▶ [Task details] The entries below need to be written out exactly, with no pictures included.

▶ [Figure record extracts]
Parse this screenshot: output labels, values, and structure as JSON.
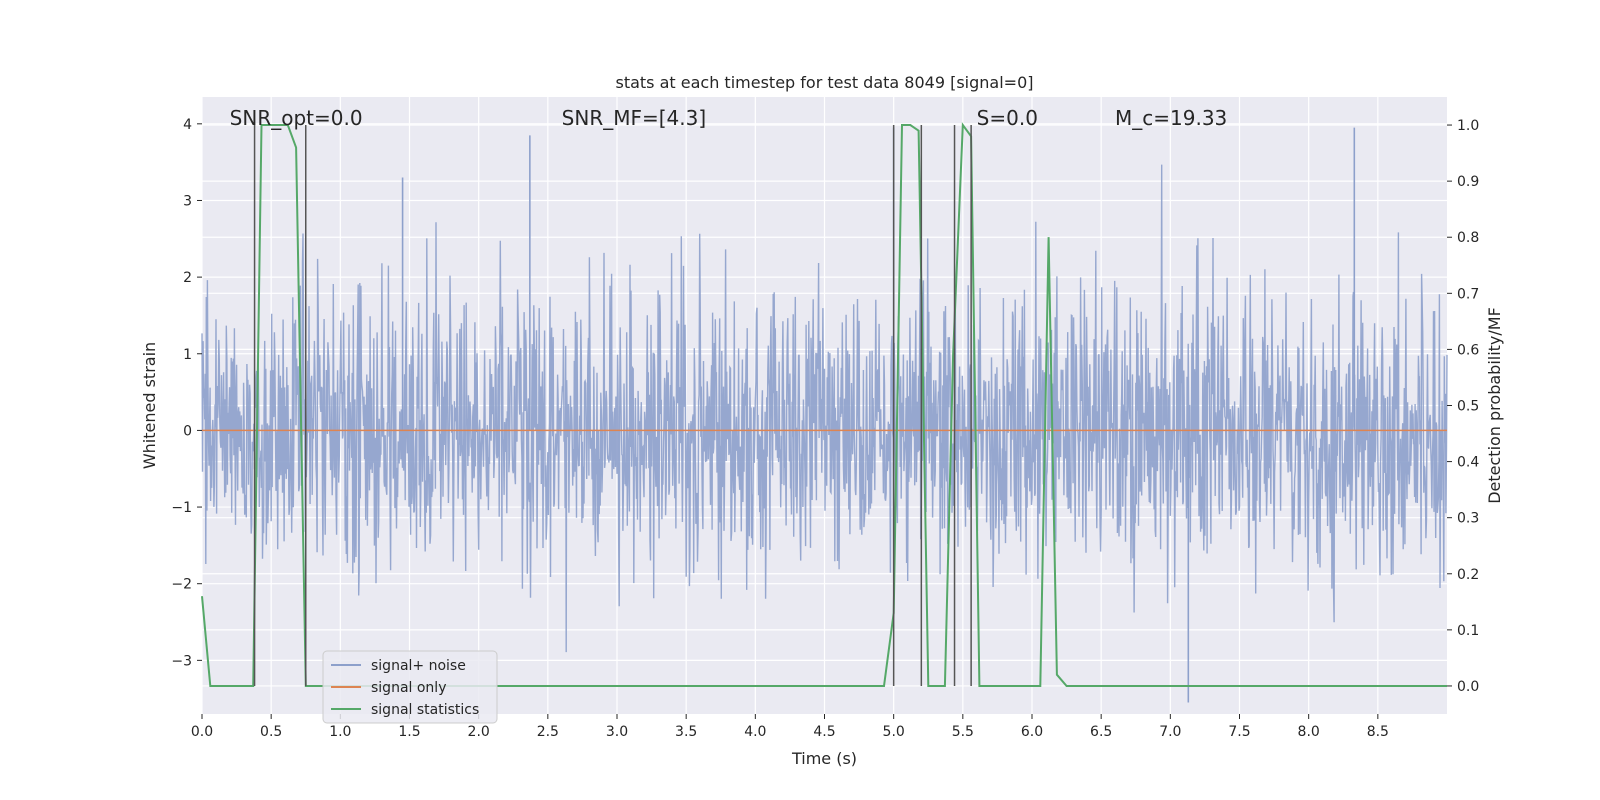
{
  "chart_data": {
    "type": "line",
    "title": "stats at each timestep for test data 8049 [signal=0]",
    "xlabel": "Time (s)",
    "ylabel": "Whitened strain",
    "y2label": "Detection probability/MF",
    "xlim": [
      0.0,
      9.0
    ],
    "ylim": [
      -3.7,
      4.35
    ],
    "y2lim": [
      -0.05,
      1.05
    ],
    "xticks": [
      0.0,
      0.5,
      1.0,
      1.5,
      2.0,
      2.5,
      3.0,
      3.5,
      4.0,
      4.5,
      5.0,
      5.5,
      6.0,
      6.5,
      7.0,
      7.5,
      8.0,
      8.5
    ],
    "xtick_labels": [
      "0.0",
      "0.5",
      "1.0",
      "1.5",
      "2.0",
      "2.5",
      "3.0",
      "3.5",
      "4.0",
      "4.5",
      "5.0",
      "5.5",
      "6.0",
      "6.5",
      "7.0",
      "7.5",
      "8.0",
      "8.5"
    ],
    "yticks": [
      -3,
      -2,
      -1,
      0,
      1,
      2,
      3,
      4
    ],
    "ytick_labels": [
      "−3",
      "−2",
      "−1",
      "0",
      "1",
      "2",
      "3",
      "4"
    ],
    "y2ticks": [
      0.0,
      0.1,
      0.2,
      0.3,
      0.4,
      0.5,
      0.6,
      0.7,
      0.8,
      0.9,
      1.0
    ],
    "y2tick_labels": [
      "0.0",
      "0.1",
      "0.2",
      "0.3",
      "0.4",
      "0.5",
      "0.6",
      "0.7",
      "0.8",
      "0.9",
      "1.0"
    ],
    "grid": true,
    "legend_position": "lower-left",
    "annotations": [
      {
        "text": "SNR_opt=0.0",
        "x": 0.2
      },
      {
        "text": "SNR_MF=[4.3]",
        "x": 2.6
      },
      {
        "text": "S=0.0",
        "x": 5.6
      },
      {
        "text": "M_c=19.33",
        "x": 6.6
      }
    ],
    "series": [
      {
        "name": "signal+ noise",
        "color": "#8da0cb",
        "noise": true,
        "sample_rate_hz": 256,
        "amplitude_std": 0.9,
        "peak_marks": [
          {
            "x": 2.37,
            "y": 3.85
          },
          {
            "x": 5.0,
            "y": 3.95
          },
          {
            "x": 8.33,
            "y": 3.95
          },
          {
            "x": 7.13,
            "y": -3.55
          },
          {
            "x": 1.45,
            "y": 3.3
          }
        ]
      },
      {
        "name": "signal only",
        "color": "#dd8452",
        "x": [
          0.0,
          9.0
        ],
        "y": [
          0.0,
          0.0
        ]
      },
      {
        "name": "signal statistics",
        "color": "#55a868",
        "axis": "right",
        "x": [
          0.0,
          0.06,
          0.12,
          0.25,
          0.37,
          0.43,
          0.5,
          0.62,
          0.68,
          0.75,
          0.81,
          0.87,
          4.37,
          4.93,
          5.0,
          5.06,
          5.12,
          5.18,
          5.25,
          5.31,
          5.37,
          5.43,
          5.5,
          5.56,
          5.62,
          5.68,
          6.06,
          6.12,
          6.18,
          6.25,
          6.31,
          9.0
        ],
        "y": [
          0.16,
          0.0,
          0.0,
          0.0,
          0.0,
          1.0,
          1.0,
          1.0,
          0.96,
          0.0,
          0.0,
          0.0,
          0.0,
          0.0,
          0.13,
          1.0,
          1.0,
          0.99,
          0.0,
          0.0,
          0.0,
          0.59,
          1.0,
          0.98,
          0.0,
          0.0,
          0.0,
          0.8,
          0.02,
          0.0,
          0.0,
          0.0
        ]
      }
    ],
    "vlines": [
      0.38,
      0.75,
      5.0,
      5.2,
      5.44,
      5.56
    ]
  }
}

▶ [Result for this exercise]
Parse this screenshot: output labels, values, and structure as JSON.
{
  "chart_data": {
    "type": "line",
    "title": "stats at each timestep for test data 8049 [signal=0]",
    "xlabel": "Time (s)",
    "ylabel": "Whitened strain",
    "y2label": "Detection probability/MF",
    "xlim": [
      0.0,
      9.0
    ],
    "ylim": [
      -3.7,
      4.35
    ],
    "y2lim": [
      -0.05,
      1.05
    ],
    "xticks": [
      0.0,
      0.5,
      1.0,
      1.5,
      2.0,
      2.5,
      3.0,
      3.5,
      4.0,
      4.5,
      5.0,
      5.5,
      6.0,
      6.5,
      7.0,
      7.5,
      8.0,
      8.5
    ],
    "xtick_labels": [
      "0.0",
      "0.5",
      "1.0",
      "1.5",
      "2.0",
      "2.5",
      "3.0",
      "3.5",
      "4.0",
      "4.5",
      "5.0",
      "5.5",
      "6.0",
      "6.5",
      "7.0",
      "7.5",
      "8.0",
      "8.5"
    ],
    "yticks": [
      -3,
      -2,
      -1,
      0,
      1,
      2,
      3,
      4
    ],
    "ytick_labels": [
      "−3",
      "−2",
      "−1",
      "0",
      "1",
      "2",
      "3",
      "4"
    ],
    "y2ticks": [
      0.0,
      0.1,
      0.2,
      0.3,
      0.4,
      0.5,
      0.6,
      0.7,
      0.8,
      0.9,
      1.0
    ],
    "y2tick_labels": [
      "0.0",
      "0.1",
      "0.2",
      "0.3",
      "0.4",
      "0.5",
      "0.6",
      "0.7",
      "0.8",
      "0.9",
      "1.0"
    ],
    "grid": true,
    "legend_position": "lower-left",
    "annotations": [
      {
        "text": "SNR_opt=0.0",
        "x": 0.2
      },
      {
        "text": "SNR_MF=[4.3]",
        "x": 2.6
      },
      {
        "text": "S=0.0",
        "x": 5.6
      },
      {
        "text": "M_c=19.33",
        "x": 6.6
      }
    ],
    "series": [
      {
        "name": "signal+ noise",
        "color": "#8da0cb",
        "noise": true,
        "sample_rate_hz": 256,
        "amplitude_std": 0.9,
        "peak_marks": [
          {
            "x": 2.37,
            "y": 3.85
          },
          {
            "x": 5.0,
            "y": 3.95
          },
          {
            "x": 8.33,
            "y": 3.95
          },
          {
            "x": 7.13,
            "y": -3.55
          },
          {
            "x": 1.45,
            "y": 3.3
          }
        ]
      },
      {
        "name": "signal only",
        "color": "#dd8452",
        "x": [
          0.0,
          9.0
        ],
        "y": [
          0.0,
          0.0
        ]
      },
      {
        "name": "signal statistics",
        "color": "#55a868",
        "axis": "right",
        "x": [
          0.0,
          0.06,
          0.12,
          0.25,
          0.37,
          0.43,
          0.5,
          0.62,
          0.68,
          0.75,
          0.81,
          0.87,
          4.37,
          4.93,
          5.0,
          5.06,
          5.12,
          5.18,
          5.25,
          5.31,
          5.37,
          5.43,
          5.5,
          5.56,
          5.62,
          5.68,
          6.06,
          6.12,
          6.18,
          6.25,
          6.31,
          9.0
        ],
        "y": [
          0.16,
          0.0,
          0.0,
          0.0,
          0.0,
          1.0,
          1.0,
          1.0,
          0.96,
          0.0,
          0.0,
          0.0,
          0.0,
          0.0,
          0.13,
          1.0,
          1.0,
          0.99,
          0.0,
          0.0,
          0.0,
          0.59,
          1.0,
          0.98,
          0.0,
          0.0,
          0.0,
          0.8,
          0.02,
          0.0,
          0.0,
          0.0
        ]
      }
    ],
    "vlines": [
      0.38,
      0.75,
      5.0,
      5.2,
      5.44,
      5.56
    ]
  }
}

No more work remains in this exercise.